[Data records]
-=-=-

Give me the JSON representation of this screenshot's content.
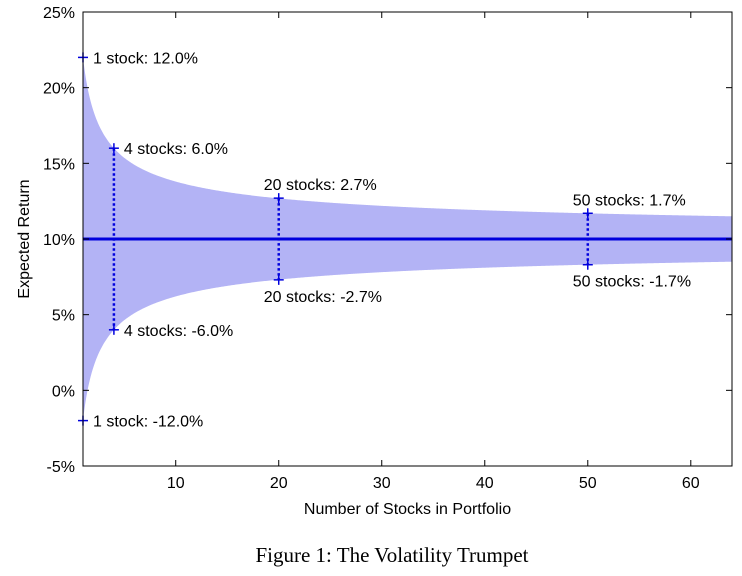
{
  "chart_data": {
    "type": "area",
    "xlabel": "Number of Stocks in Portfolio",
    "ylabel": "Expected Return",
    "caption": "Figure 1: The Volatility Trumpet",
    "xlim": [
      1,
      64
    ],
    "ylim": [
      -5,
      25
    ],
    "x_ticks": [
      10,
      20,
      30,
      40,
      50,
      60
    ],
    "x_tick_labels": [
      "10",
      "20",
      "30",
      "40",
      "50",
      "60"
    ],
    "y_ticks": [
      -5,
      0,
      5,
      10,
      15,
      20,
      25
    ],
    "y_tick_labels": [
      "-5%",
      "0%",
      "5%",
      "10%",
      "15%",
      "20%",
      "25%"
    ],
    "mean_return": 10,
    "band": {
      "center": 10,
      "single_stock_deviation": 12.0,
      "model": "deviation = 12 / sqrt(n)"
    },
    "grid": false,
    "colors": {
      "band_fill": "#b3b3f5",
      "line": "#0000dd",
      "marker": "#0000dd"
    },
    "markers": [
      {
        "n": 1,
        "upper_label": "1 stock: 12.0%",
        "lower_label": "1 stock: -12.0%",
        "dev": 12.0
      },
      {
        "n": 4,
        "upper_label": "4 stocks: 6.0%",
        "lower_label": "4 stocks: -6.0%",
        "dev": 6.0
      },
      {
        "n": 20,
        "upper_label": "20 stocks: 2.7%",
        "lower_label": "20 stocks: -2.7%",
        "dev": 2.7
      },
      {
        "n": 50,
        "upper_label": "50 stocks: 1.7%",
        "lower_label": "50 stocks: -1.7%",
        "dev": 1.7
      }
    ]
  }
}
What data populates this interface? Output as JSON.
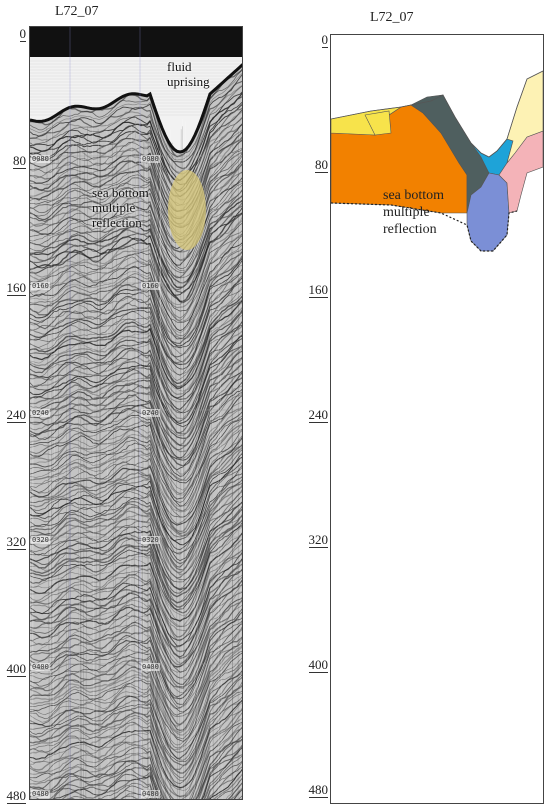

-=-=-

» Exercise description
Where a line holds "this", copy it out.

» Written solution
Give me the JSON representation of this screenshot's content.
What data populates this interface? Output as JSON.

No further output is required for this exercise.